Goal
Reproduce the listing below without any change.

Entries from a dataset
------------------------------
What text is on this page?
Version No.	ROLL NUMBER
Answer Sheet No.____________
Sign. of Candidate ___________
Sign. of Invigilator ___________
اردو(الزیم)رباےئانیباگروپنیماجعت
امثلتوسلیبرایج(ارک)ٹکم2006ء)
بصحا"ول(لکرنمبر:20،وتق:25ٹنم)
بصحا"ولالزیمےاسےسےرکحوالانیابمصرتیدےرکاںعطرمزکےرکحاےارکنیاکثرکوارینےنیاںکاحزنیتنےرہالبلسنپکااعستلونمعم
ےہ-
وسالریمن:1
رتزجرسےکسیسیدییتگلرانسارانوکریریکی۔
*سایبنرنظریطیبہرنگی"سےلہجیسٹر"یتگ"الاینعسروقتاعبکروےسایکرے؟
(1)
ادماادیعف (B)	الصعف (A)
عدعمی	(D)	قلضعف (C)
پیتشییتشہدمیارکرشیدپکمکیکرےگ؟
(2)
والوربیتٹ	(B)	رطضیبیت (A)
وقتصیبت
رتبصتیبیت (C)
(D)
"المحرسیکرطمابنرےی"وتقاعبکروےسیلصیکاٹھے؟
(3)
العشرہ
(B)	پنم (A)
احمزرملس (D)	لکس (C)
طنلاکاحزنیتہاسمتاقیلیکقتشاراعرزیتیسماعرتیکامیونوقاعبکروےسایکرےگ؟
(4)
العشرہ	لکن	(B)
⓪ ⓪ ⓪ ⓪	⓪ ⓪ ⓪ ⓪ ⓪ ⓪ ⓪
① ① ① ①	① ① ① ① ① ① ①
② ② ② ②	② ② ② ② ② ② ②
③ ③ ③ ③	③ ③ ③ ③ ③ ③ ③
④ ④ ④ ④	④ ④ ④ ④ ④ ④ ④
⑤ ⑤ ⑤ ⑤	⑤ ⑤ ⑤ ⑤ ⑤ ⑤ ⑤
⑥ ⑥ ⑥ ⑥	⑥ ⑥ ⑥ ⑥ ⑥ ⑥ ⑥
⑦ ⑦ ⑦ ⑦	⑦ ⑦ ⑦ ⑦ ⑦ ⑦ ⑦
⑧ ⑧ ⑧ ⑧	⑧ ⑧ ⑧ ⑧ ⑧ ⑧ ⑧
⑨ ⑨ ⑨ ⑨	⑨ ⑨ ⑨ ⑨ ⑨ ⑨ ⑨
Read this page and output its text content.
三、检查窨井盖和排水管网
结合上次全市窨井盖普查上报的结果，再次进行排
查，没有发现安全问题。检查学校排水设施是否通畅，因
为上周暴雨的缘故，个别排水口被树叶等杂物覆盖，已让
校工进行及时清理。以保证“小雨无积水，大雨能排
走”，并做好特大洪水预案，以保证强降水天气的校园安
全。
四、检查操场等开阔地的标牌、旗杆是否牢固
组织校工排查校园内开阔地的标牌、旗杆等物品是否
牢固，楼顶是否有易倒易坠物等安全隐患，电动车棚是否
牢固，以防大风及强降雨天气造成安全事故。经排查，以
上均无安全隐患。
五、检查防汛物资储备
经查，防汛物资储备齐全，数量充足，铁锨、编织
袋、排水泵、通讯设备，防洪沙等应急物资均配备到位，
------------------------------
Solution to this problem
What text is on this page?
Version No.	ROLL NUMBER
Answer Sheet No.____________
Sign. of Candidate ___________
Sign. of Invigilator ___________
اردو(الزیم)رباےئانیباگروپنیماجعت
امثلتوسلیبرایج(ارک)ٹکم2006ء)
بصحا"ول(لکرنمبر:20،وتق:25ٹنم)
بصحا"ولالزیمےاسےسےرکحوالانیابمصرتیدےرکاںعطرمزکےرکحاےارکنیاکثرکوارینےنیاںکاحزنیتنےرہالبلسنپکااعستلونمعم
ےہ-
وسالریمن:1
رتزجرسےکسیسیدییتگلرانسارانوکریریکی۔
*سایبنرنظریطیبہرنگی"سےلہجیسٹر"یتگ"الاینعسروقتاعبکروےسایکرے؟
(1)
ادماادیعف (B)	الصعف (A)
عدعمی	(D)	قلضعف (C)
پیتشییتشہدمیارکرشیدپکمکیکرےگ؟
(2)
والوربیتٹ	(B)	رطضیبیت (A)
وقتصیبت
رتبصتیبیت (C)
(D)
"المحرسیکرطمابنرےی"وتقاعبکروےسیلصیکاٹھے؟
(3)
العشرہ
(B)	پنم (A)
احمزرملس (D)	لکس (C)
طنلاکاحزنیتہاسمتاقیلیکقتشاراعرزیتیسماعرتیکامیونوقاعبکروےسایکرےگ؟
(4)
العشرہ	لکن	(B)
⓪ ⓪ ⓪ ⓪	⓪ ⓪ ⓪ ⓪ ⓪ ⓪ ⓪
① ① ① ①	① ① ① ① ① ① ①
② ② ② ②	② ② ② ② ② ② ②
③ ③ ③ ③	③ ③ ③ ③ ③ ③ ③
④ ④ ④ ④	④ ④ ④ ④ ④ ④ ④
⑤ ⑤ ⑤ ⑤	⑤ ⑤ ⑤ ⑤ ⑤ ⑤ ⑤
⑥ ⑥ ⑥ ⑥	⑥ ⑥ ⑥ ⑥ ⑥ ⑥ ⑥
⑦ ⑦ ⑦ ⑦	⑦ ⑦ ⑦ ⑦ ⑦ ⑦ ⑦
⑧ ⑧ ⑧ ⑧	⑧ ⑧ ⑧ ⑧ ⑧ ⑧ ⑧
⑨ ⑨ ⑨ ⑨	⑨ ⑨ ⑨ ⑨ ⑨ ⑨ ⑨
Read this page and output its text content.
三、检查窨井盖和排水管网
结合上次全市窨井盖普查上报的结果，再次进行排
查，没有发现安全问题。检查学校排水设施是否通畅，因
为上周暴雨的缘故，个别排水口被树叶等杂物覆盖，已让
校工进行及时清理。以保证“小雨无积水，大雨能排
走”，并做好特大洪水预案，以保证强降水天气的校园安
全。
四、检查操场等开阔地的标牌、旗杆是否牢固
组织校工排查校园内开阔地的标牌、旗杆等物品是否
牢固，楼顶是否有易倒易坠物等安全隐患，电动车棚是否
牢固，以防大风及强降雨天气造成安全事故。经排查，以
上均无安全隐患。
五、检查防汛物资储备
经查，防汛物资储备齐全，数量充足，铁锨、编织
袋、排水泵、通讯设备，防洪沙等应急物资均配备到位，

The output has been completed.